++++ Page text ++++

BY L. R. KLEMM, PH. D., SUPT. OF SCHOOLS, HAMILTON, OHIO.

I. Introduction.

If I were called upon to compress into a single sentence my criticism of the American school, taking this term in its most comprehensive sense, and remembering that the teacher is the very embodiment of the school I should say with Hon. Henry Barnard, "Nowhere among civilized nations is the business of education pursued with such utter lack of system, such complete, unsympathizing, independent and. self-dependent isolation of effort, though yet with a fervor, devotion, energy, and natural capacity, almost equally unrivalled." But such a sweeping statement would scarcely suffice for an audience like this You would wish me to specify my charges. Let me do so.

It is a notable fact, that while the people will not buy an exploded contrivance, nor manufacture goods for the market by means of antiquated machinery, but insist upon the latest improvements, they seem to be satisfied with antiquated methods of teaching in school, such as were applied by the proverbial school-keepers of yore. And while they hire in their workshops and factories nothing but skilled labor, they seem to think it perfectly proper to have persons employed as teachers who have not the remotest idea of what such terms as methods, didactics, etc., imply, so long as these persons represent home-talent. While people would ridicule any one who would travel with rheumatic post-horses, or carry his money in saddle bags, instead of making use of express trains, and the facilities offered by our unsurpassed American system of banking, these same people would and do permit their children, year after year, to travel by antiquated means, through the curriculum of school. People who advocate good, wholesome food, and who decry adulteration of food, allow their children to be fed with indigestible mental food, in form of grammar rules, which never did, and never will, develop mental faculties or linguistic skill, but which were considered a most necessary part of a scholar's outfit during the "good olden times."

++++ Data provided ++++

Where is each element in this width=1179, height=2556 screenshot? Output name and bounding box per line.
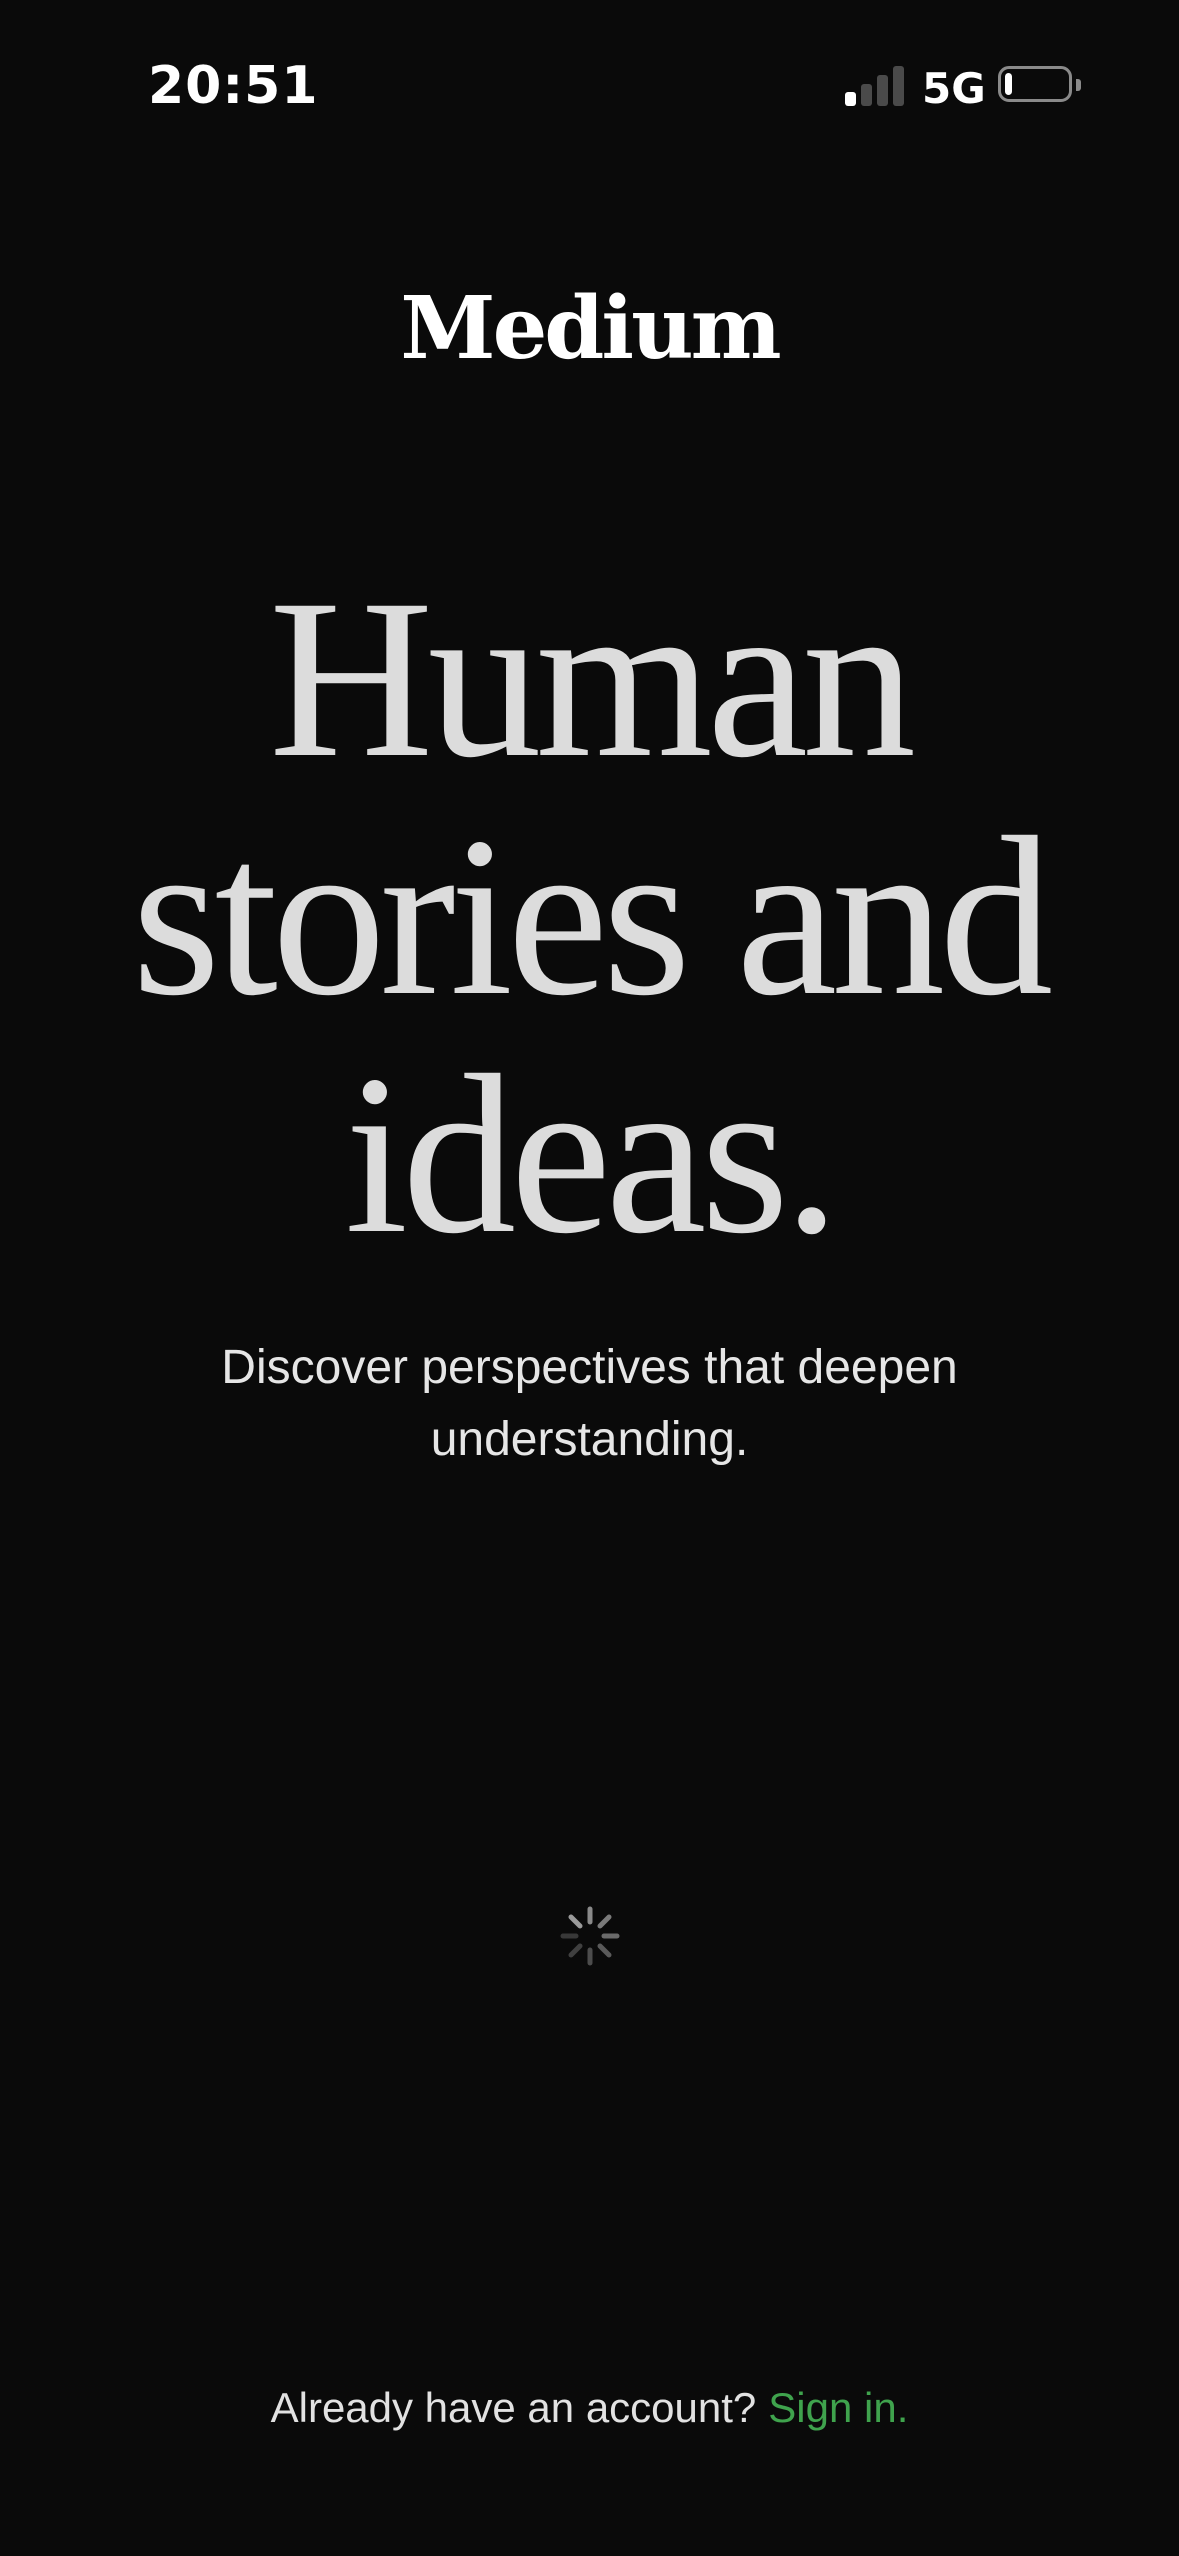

++++

#### Stated goal 1
In the essay on the American school, whose words does the author borrow to sum up his criticism in a single sentence?
#### Stated goal 2
Write out the passage of the essay on the American school from "I. Introduction." up to and including "Let me do so.".

#### Correct result 1
Hon. Henry Barnard

#### Correct result 2
I. Introduction.

If I were called upon to compress into a single sentence my criticism of the American school, taking this term in its most comprehensive sense, and remembering that the teacher is the very embodiment of the school I should say with Hon. Henry Barnard, "Nowhere among civilized nations is the business of education pursued with such utter lack of system, such complete, unsympathizing, independent and. self-dependent isolation of effort, though yet with a fervor, devotion, energy, and natural capacity, almost equally unrivalled." But such a sweeping statement would scarcely suffice for an audience like this You would wish me to specify my charges. Let me do so.